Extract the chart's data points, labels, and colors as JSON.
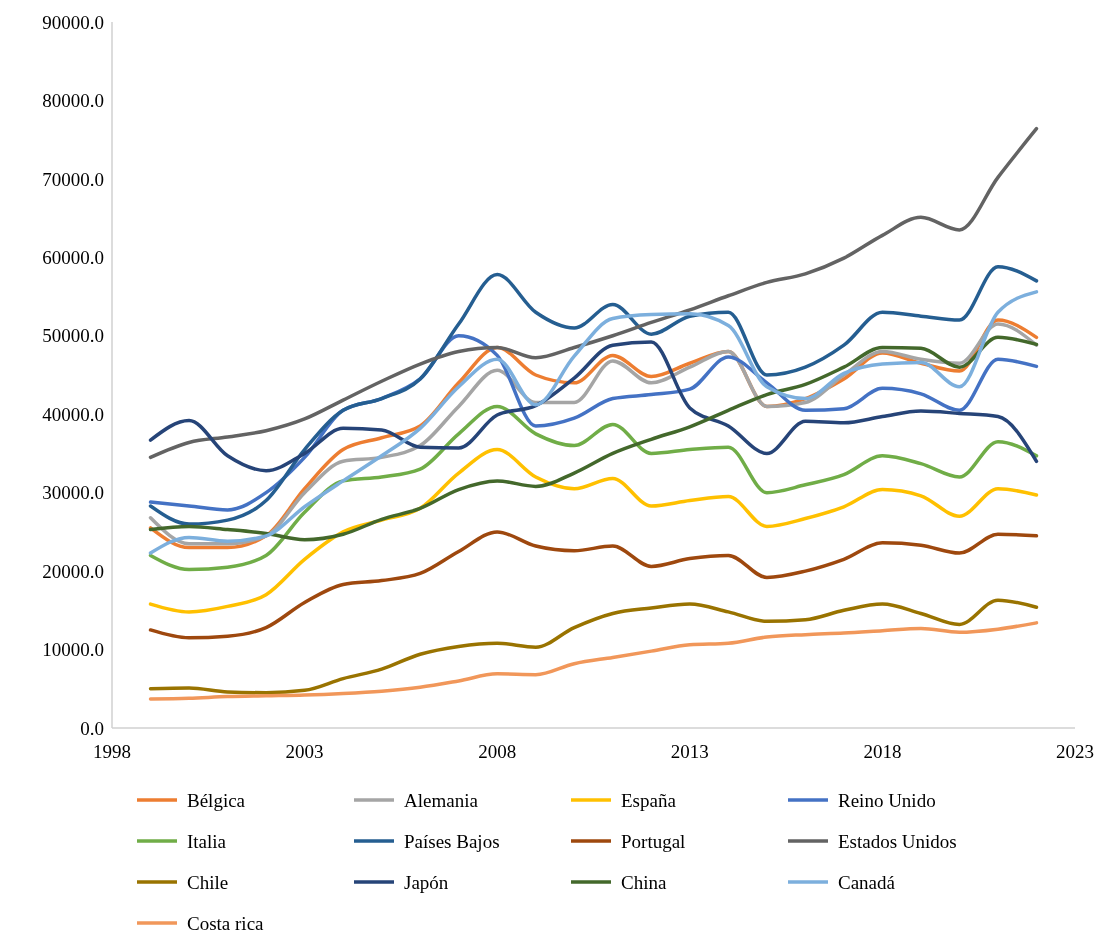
{
  "chart_data": {
    "type": "line",
    "x": [
      1999,
      2000,
      2001,
      2002,
      2003,
      2004,
      2005,
      2006,
      2007,
      2008,
      2009,
      2010,
      2011,
      2012,
      2013,
      2014,
      2015,
      2016,
      2017,
      2018,
      2019,
      2020,
      2021,
      2022
    ],
    "xlim": [
      1998,
      2023
    ],
    "xticks": [
      1998,
      2003,
      2008,
      2013,
      2018,
      2023
    ],
    "ylim": [
      0,
      90000
    ],
    "yticks": [
      {
        "value": 0,
        "label": "0.0"
      },
      {
        "value": 10000,
        "label": "10000.0"
      },
      {
        "value": 20000,
        "label": "20000.0"
      },
      {
        "value": 30000,
        "label": "30000.0"
      },
      {
        "value": 40000,
        "label": "40000.0"
      },
      {
        "value": 50000,
        "label": "50000.0"
      },
      {
        "value": 60000,
        "label": "60000.0"
      },
      {
        "value": 70000,
        "label": "70000.0"
      },
      {
        "value": 80000,
        "label": "80000.0"
      },
      {
        "value": 90000,
        "label": "90000.0"
      }
    ],
    "grid": false,
    "legend": "bottom",
    "marker": "none",
    "line_style": "solid",
    "series": [
      {
        "name": "Bélgica",
        "color": "#ed7d31",
        "values": [
          25500,
          23000,
          23000,
          24500,
          30500,
          35500,
          37000,
          38500,
          44000,
          48500,
          45000,
          44000,
          47500,
          44800,
          46500,
          48000,
          41000,
          42000,
          44500,
          47800,
          46500,
          45500,
          52000,
          49800
        ]
      },
      {
        "name": "Alemania",
        "color": "#a5a5a5",
        "values": [
          26800,
          23500,
          23500,
          24500,
          30000,
          34000,
          34500,
          36000,
          41000,
          45600,
          41500,
          41500,
          46800,
          44000,
          46000,
          48000,
          41000,
          41500,
          45000,
          48000,
          47000,
          46500,
          51500,
          48800
        ]
      },
      {
        "name": "España",
        "color": "#ffc000",
        "values": [
          15800,
          14800,
          15500,
          17000,
          21500,
          25000,
          26500,
          28000,
          32500,
          35500,
          32000,
          30500,
          31800,
          28300,
          29000,
          29500,
          25700,
          26700,
          28200,
          30400,
          29600,
          27000,
          30500,
          29700
        ]
      },
      {
        "name": "Reino Unido",
        "color": "#4472c4",
        "values": [
          28800,
          28300,
          27800,
          30000,
          34500,
          40500,
          42000,
          44500,
          50000,
          47500,
          38500,
          39500,
          42000,
          42500,
          43200,
          47300,
          44000,
          40500,
          40700,
          43300,
          42600,
          40500,
          47000,
          46100
        ]
      },
      {
        "name": "Italia",
        "color": "#70ad47",
        "values": [
          22000,
          20200,
          20500,
          22000,
          27500,
          31500,
          32000,
          33000,
          37500,
          41000,
          37500,
          36000,
          38700,
          35000,
          35500,
          35800,
          30000,
          31000,
          32300,
          34700,
          33700,
          32000,
          36500,
          34700
        ]
      },
      {
        "name": "Países Bajos",
        "color": "#255e91",
        "values": [
          28300,
          26000,
          26500,
          29000,
          35500,
          40500,
          42000,
          44500,
          51500,
          57800,
          53000,
          51000,
          54000,
          50200,
          52500,
          53000,
          45000,
          46000,
          48800,
          53000,
          52500,
          52000,
          58800,
          57000
        ]
      },
      {
        "name": "Portugal",
        "color": "#9e480e",
        "values": [
          12500,
          11500,
          11700,
          12800,
          16000,
          18300,
          18800,
          19700,
          22500,
          25000,
          23200,
          22600,
          23200,
          20600,
          21600,
          22000,
          19200,
          20000,
          21500,
          23600,
          23300,
          22300,
          24700,
          24500
        ]
      },
      {
        "name": "Estados Unidos",
        "color": "#636363",
        "values": [
          34500,
          36400,
          37100,
          37900,
          39400,
          41800,
          44200,
          46400,
          48000,
          48500,
          47200,
          48500,
          50000,
          51700,
          53300,
          55100,
          56800,
          57900,
          59900,
          62800,
          65100,
          63500,
          70200,
          76400
        ]
      },
      {
        "name": "Chile",
        "color": "#997300",
        "values": [
          5000,
          5100,
          4600,
          4500,
          4800,
          6300,
          7500,
          9400,
          10400,
          10800,
          10300,
          12800,
          14600,
          15300,
          15800,
          14800,
          13600,
          13800,
          15000,
          15800,
          14600,
          13200,
          16300,
          15400
        ]
      },
      {
        "name": "Japón",
        "color": "#264478",
        "values": [
          36700,
          39200,
          34700,
          32800,
          35000,
          38200,
          38000,
          35800,
          35700,
          39900,
          41100,
          44600,
          48800,
          49200,
          40800,
          38500,
          35000,
          39100,
          38900,
          39700,
          40400,
          40100,
          39700,
          34000
        ]
      },
      {
        "name": "China",
        "color": "#43682b",
        "values": [
          25300,
          25700,
          25300,
          24800,
          24000,
          24700,
          26600,
          28000,
          30400,
          31500,
          30800,
          32500,
          35000,
          36800,
          38400,
          40500,
          42500,
          43800,
          46000,
          48500,
          48400,
          46000,
          49800,
          48900
        ]
      },
      {
        "name": "Canadá",
        "color": "#7cafdd",
        "values": [
          22300,
          24300,
          23800,
          24500,
          28200,
          31500,
          34700,
          38200,
          43500,
          47000,
          41200,
          47400,
          52200,
          52700,
          52800,
          51300,
          43500,
          42000,
          45200,
          46400,
          46600,
          43500,
          53000,
          55600
        ]
      },
      {
        "name": "Costa rica",
        "color": "#f1975a",
        "values": [
          3700,
          3800,
          4000,
          4100,
          4200,
          4400,
          4700,
          5200,
          6000,
          6900,
          6800,
          8200,
          9000,
          9800,
          10600,
          10800,
          11600,
          11900,
          12100,
          12400,
          12700,
          12200,
          12600,
          13400
        ]
      }
    ]
  }
}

_Task description_. Reproduce the full listing above verbatim, with no pictures included.

_Output of the task_.
Extract the chart's data points, labels, and colors as JSON.
{
  "chart_data": {
    "type": "line",
    "x": [
      1999,
      2000,
      2001,
      2002,
      2003,
      2004,
      2005,
      2006,
      2007,
      2008,
      2009,
      2010,
      2011,
      2012,
      2013,
      2014,
      2015,
      2016,
      2017,
      2018,
      2019,
      2020,
      2021,
      2022
    ],
    "xlim": [
      1998,
      2023
    ],
    "xticks": [
      1998,
      2003,
      2008,
      2013,
      2018,
      2023
    ],
    "ylim": [
      0,
      90000
    ],
    "yticks": [
      {
        "value": 0,
        "label": "0.0"
      },
      {
        "value": 10000,
        "label": "10000.0"
      },
      {
        "value": 20000,
        "label": "20000.0"
      },
      {
        "value": 30000,
        "label": "30000.0"
      },
      {
        "value": 40000,
        "label": "40000.0"
      },
      {
        "value": 50000,
        "label": "50000.0"
      },
      {
        "value": 60000,
        "label": "60000.0"
      },
      {
        "value": 70000,
        "label": "70000.0"
      },
      {
        "value": 80000,
        "label": "80000.0"
      },
      {
        "value": 90000,
        "label": "90000.0"
      }
    ],
    "grid": false,
    "legend": "bottom",
    "marker": "none",
    "line_style": "solid",
    "series": [
      {
        "name": "Bélgica",
        "color": "#ed7d31",
        "values": [
          25500,
          23000,
          23000,
          24500,
          30500,
          35500,
          37000,
          38500,
          44000,
          48500,
          45000,
          44000,
          47500,
          44800,
          46500,
          48000,
          41000,
          42000,
          44500,
          47800,
          46500,
          45500,
          52000,
          49800
        ]
      },
      {
        "name": "Alemania",
        "color": "#a5a5a5",
        "values": [
          26800,
          23500,
          23500,
          24500,
          30000,
          34000,
          34500,
          36000,
          41000,
          45600,
          41500,
          41500,
          46800,
          44000,
          46000,
          48000,
          41000,
          41500,
          45000,
          48000,
          47000,
          46500,
          51500,
          48800
        ]
      },
      {
        "name": "España",
        "color": "#ffc000",
        "values": [
          15800,
          14800,
          15500,
          17000,
          21500,
          25000,
          26500,
          28000,
          32500,
          35500,
          32000,
          30500,
          31800,
          28300,
          29000,
          29500,
          25700,
          26700,
          28200,
          30400,
          29600,
          27000,
          30500,
          29700
        ]
      },
      {
        "name": "Reino Unido",
        "color": "#4472c4",
        "values": [
          28800,
          28300,
          27800,
          30000,
          34500,
          40500,
          42000,
          44500,
          50000,
          47500,
          38500,
          39500,
          42000,
          42500,
          43200,
          47300,
          44000,
          40500,
          40700,
          43300,
          42600,
          40500,
          47000,
          46100
        ]
      },
      {
        "name": "Italia",
        "color": "#70ad47",
        "values": [
          22000,
          20200,
          20500,
          22000,
          27500,
          31500,
          32000,
          33000,
          37500,
          41000,
          37500,
          36000,
          38700,
          35000,
          35500,
          35800,
          30000,
          31000,
          32300,
          34700,
          33700,
          32000,
          36500,
          34700
        ]
      },
      {
        "name": "Países Bajos",
        "color": "#255e91",
        "values": [
          28300,
          26000,
          26500,
          29000,
          35500,
          40500,
          42000,
          44500,
          51500,
          57800,
          53000,
          51000,
          54000,
          50200,
          52500,
          53000,
          45000,
          46000,
          48800,
          53000,
          52500,
          52000,
          58800,
          57000
        ]
      },
      {
        "name": "Portugal",
        "color": "#9e480e",
        "values": [
          12500,
          11500,
          11700,
          12800,
          16000,
          18300,
          18800,
          19700,
          22500,
          25000,
          23200,
          22600,
          23200,
          20600,
          21600,
          22000,
          19200,
          20000,
          21500,
          23600,
          23300,
          22300,
          24700,
          24500
        ]
      },
      {
        "name": "Estados Unidos",
        "color": "#636363",
        "values": [
          34500,
          36400,
          37100,
          37900,
          39400,
          41800,
          44200,
          46400,
          48000,
          48500,
          47200,
          48500,
          50000,
          51700,
          53300,
          55100,
          56800,
          57900,
          59900,
          62800,
          65100,
          63500,
          70200,
          76400
        ]
      },
      {
        "name": "Chile",
        "color": "#997300",
        "values": [
          5000,
          5100,
          4600,
          4500,
          4800,
          6300,
          7500,
          9400,
          10400,
          10800,
          10300,
          12800,
          14600,
          15300,
          15800,
          14800,
          13600,
          13800,
          15000,
          15800,
          14600,
          13200,
          16300,
          15400
        ]
      },
      {
        "name": "Japón",
        "color": "#264478",
        "values": [
          36700,
          39200,
          34700,
          32800,
          35000,
          38200,
          38000,
          35800,
          35700,
          39900,
          41100,
          44600,
          48800,
          49200,
          40800,
          38500,
          35000,
          39100,
          38900,
          39700,
          40400,
          40100,
          39700,
          34000
        ]
      },
      {
        "name": "China",
        "color": "#43682b",
        "values": [
          25300,
          25700,
          25300,
          24800,
          24000,
          24700,
          26600,
          28000,
          30400,
          31500,
          30800,
          32500,
          35000,
          36800,
          38400,
          40500,
          42500,
          43800,
          46000,
          48500,
          48400,
          46000,
          49800,
          48900
        ]
      },
      {
        "name": "Canadá",
        "color": "#7cafdd",
        "values": [
          22300,
          24300,
          23800,
          24500,
          28200,
          31500,
          34700,
          38200,
          43500,
          47000,
          41200,
          47400,
          52200,
          52700,
          52800,
          51300,
          43500,
          42000,
          45200,
          46400,
          46600,
          43500,
          53000,
          55600
        ]
      },
      {
        "name": "Costa rica",
        "color": "#f1975a",
        "values": [
          3700,
          3800,
          4000,
          4100,
          4200,
          4400,
          4700,
          5200,
          6000,
          6900,
          6800,
          8200,
          9000,
          9800,
          10600,
          10800,
          11600,
          11900,
          12100,
          12400,
          12700,
          12200,
          12600,
          13400
        ]
      }
    ]
  }
}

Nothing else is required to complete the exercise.